**BRIEF**: Your answer should be a single number: the count of lines containing "смерти".

**RECORDS FOR THE TASK**:
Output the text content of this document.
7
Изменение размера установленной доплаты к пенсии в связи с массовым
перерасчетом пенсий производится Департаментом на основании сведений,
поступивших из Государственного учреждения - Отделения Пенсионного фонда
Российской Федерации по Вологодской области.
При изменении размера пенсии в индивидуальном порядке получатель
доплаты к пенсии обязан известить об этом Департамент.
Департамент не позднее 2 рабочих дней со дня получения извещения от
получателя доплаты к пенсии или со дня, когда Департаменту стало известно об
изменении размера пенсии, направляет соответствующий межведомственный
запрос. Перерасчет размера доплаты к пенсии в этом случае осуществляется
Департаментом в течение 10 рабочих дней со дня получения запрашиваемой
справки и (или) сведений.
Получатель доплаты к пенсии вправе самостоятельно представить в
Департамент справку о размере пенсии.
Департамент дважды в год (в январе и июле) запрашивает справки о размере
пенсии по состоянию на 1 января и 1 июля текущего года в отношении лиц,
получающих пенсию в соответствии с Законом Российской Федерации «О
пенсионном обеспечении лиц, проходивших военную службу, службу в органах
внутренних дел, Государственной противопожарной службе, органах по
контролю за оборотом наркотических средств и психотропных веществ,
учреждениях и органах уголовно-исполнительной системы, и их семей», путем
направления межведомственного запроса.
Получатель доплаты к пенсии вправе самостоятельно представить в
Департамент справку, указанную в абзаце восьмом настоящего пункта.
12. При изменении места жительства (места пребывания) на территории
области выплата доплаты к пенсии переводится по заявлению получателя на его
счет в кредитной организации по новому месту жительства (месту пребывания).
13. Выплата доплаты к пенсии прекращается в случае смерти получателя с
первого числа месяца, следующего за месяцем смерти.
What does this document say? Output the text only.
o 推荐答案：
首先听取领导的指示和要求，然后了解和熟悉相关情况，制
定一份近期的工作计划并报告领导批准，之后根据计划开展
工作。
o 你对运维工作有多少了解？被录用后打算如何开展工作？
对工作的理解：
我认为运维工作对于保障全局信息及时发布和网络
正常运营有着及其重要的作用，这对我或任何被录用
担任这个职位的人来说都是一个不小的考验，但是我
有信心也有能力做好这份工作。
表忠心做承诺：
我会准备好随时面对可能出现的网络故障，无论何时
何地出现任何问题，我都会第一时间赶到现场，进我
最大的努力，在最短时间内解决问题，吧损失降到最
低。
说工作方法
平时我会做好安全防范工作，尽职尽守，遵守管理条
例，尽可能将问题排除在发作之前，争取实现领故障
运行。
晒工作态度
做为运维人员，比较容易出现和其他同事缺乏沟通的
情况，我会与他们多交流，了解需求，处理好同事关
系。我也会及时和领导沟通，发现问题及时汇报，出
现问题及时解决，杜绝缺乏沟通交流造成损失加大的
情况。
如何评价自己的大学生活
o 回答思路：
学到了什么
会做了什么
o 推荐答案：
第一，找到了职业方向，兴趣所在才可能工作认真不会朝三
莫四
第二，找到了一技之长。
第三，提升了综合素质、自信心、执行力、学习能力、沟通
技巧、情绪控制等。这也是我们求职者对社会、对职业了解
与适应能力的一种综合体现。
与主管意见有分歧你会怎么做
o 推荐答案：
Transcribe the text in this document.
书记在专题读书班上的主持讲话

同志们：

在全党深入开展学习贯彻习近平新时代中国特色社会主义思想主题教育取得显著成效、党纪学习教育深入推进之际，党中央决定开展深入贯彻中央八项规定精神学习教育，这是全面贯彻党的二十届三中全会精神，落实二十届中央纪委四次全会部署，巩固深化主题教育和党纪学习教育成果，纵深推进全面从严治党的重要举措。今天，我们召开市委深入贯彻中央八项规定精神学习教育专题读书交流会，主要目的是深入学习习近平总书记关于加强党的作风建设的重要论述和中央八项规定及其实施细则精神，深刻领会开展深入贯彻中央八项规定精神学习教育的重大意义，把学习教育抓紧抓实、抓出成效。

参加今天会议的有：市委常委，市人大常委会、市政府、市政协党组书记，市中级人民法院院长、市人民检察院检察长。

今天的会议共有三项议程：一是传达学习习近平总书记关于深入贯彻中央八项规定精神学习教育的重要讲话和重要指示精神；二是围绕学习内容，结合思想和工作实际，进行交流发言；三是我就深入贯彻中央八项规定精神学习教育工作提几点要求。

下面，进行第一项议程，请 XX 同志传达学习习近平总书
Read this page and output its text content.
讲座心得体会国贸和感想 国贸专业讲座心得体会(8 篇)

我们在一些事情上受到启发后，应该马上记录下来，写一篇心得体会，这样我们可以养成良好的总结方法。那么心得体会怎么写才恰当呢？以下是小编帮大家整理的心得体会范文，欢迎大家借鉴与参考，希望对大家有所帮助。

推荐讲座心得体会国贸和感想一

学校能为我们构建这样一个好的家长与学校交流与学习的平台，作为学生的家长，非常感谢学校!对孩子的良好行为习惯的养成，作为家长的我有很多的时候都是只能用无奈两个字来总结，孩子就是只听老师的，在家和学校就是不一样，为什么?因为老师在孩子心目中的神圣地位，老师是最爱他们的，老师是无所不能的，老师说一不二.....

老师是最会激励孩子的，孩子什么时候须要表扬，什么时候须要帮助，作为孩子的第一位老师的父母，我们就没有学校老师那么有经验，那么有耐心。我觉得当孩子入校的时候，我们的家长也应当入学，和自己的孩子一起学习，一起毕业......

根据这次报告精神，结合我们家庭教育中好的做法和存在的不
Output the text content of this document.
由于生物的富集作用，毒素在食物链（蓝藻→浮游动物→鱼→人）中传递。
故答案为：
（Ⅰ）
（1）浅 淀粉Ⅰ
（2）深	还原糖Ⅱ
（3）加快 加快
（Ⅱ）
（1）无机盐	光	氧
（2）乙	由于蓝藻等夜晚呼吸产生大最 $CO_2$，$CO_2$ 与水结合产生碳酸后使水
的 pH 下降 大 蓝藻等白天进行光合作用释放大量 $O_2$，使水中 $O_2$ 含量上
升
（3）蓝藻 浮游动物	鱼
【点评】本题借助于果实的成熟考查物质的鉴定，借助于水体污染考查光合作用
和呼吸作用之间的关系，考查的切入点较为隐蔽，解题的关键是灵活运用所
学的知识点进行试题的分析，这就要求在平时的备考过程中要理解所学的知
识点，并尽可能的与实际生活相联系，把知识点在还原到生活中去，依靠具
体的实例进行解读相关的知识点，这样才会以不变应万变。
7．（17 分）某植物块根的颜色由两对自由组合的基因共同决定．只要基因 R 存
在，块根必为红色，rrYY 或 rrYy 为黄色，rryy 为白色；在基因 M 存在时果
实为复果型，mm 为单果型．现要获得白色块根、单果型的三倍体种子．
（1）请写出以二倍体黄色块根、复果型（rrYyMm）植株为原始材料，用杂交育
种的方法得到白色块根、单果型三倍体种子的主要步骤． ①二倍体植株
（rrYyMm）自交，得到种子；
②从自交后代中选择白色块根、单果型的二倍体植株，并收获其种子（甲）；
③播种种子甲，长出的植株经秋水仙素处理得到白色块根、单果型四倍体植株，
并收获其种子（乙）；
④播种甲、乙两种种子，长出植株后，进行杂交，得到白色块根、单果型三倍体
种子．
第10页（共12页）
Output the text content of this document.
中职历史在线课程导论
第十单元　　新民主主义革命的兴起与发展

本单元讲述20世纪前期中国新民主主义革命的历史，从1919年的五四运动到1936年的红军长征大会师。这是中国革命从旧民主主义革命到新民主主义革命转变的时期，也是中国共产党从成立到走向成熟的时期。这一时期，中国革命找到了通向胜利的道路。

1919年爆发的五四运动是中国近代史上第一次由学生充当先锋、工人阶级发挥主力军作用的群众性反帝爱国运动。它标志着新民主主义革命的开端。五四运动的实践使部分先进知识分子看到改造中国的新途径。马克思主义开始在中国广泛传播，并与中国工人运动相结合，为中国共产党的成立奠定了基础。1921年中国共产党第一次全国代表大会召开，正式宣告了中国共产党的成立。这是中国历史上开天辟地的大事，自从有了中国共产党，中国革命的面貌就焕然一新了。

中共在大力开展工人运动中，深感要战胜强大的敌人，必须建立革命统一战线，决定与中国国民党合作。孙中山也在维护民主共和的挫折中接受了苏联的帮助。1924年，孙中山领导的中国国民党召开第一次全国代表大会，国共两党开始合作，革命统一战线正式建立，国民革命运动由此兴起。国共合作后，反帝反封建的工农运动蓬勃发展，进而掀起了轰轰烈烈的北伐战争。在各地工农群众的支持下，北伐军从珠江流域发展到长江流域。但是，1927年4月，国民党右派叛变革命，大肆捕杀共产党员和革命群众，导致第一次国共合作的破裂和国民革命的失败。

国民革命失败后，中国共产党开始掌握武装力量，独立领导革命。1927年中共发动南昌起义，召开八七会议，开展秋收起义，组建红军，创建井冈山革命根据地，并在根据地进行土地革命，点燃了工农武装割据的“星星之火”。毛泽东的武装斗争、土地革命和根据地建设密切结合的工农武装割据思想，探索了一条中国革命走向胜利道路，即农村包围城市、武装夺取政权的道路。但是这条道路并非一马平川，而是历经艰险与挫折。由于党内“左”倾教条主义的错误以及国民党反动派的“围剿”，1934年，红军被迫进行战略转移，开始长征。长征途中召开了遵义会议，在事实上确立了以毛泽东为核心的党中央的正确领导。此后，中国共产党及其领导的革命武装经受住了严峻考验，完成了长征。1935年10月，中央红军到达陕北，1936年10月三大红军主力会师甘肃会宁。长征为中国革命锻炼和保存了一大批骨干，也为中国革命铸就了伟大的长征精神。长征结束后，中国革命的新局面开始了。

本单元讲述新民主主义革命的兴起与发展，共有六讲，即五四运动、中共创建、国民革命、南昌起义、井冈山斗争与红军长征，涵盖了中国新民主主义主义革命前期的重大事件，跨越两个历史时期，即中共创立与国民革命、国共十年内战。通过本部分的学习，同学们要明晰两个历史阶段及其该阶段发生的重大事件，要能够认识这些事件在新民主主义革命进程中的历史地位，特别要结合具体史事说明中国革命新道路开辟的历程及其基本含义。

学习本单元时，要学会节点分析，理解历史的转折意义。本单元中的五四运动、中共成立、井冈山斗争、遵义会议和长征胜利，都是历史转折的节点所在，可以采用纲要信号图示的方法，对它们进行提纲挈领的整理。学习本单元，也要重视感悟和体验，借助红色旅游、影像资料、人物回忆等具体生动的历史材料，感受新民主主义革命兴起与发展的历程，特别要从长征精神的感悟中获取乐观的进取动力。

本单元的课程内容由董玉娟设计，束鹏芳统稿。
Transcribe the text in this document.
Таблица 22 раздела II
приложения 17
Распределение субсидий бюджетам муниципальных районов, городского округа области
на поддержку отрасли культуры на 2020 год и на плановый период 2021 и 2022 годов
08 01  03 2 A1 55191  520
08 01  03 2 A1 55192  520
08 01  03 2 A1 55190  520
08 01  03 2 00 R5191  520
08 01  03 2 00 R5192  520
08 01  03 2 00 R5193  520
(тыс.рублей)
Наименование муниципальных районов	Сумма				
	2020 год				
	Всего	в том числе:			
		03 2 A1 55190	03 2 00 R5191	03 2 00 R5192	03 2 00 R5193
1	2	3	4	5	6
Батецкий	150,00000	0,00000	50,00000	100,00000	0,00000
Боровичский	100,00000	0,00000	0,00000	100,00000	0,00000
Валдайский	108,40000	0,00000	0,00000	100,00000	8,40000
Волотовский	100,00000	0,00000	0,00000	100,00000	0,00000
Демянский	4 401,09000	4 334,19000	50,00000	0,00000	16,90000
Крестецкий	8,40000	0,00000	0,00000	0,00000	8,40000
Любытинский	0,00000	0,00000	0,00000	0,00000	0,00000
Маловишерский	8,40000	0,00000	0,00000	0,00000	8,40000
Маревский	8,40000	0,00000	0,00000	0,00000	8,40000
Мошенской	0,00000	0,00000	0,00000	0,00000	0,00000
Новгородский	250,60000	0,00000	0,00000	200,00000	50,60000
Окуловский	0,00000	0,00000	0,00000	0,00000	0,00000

**SOLUTION TO THIS TASK**: 2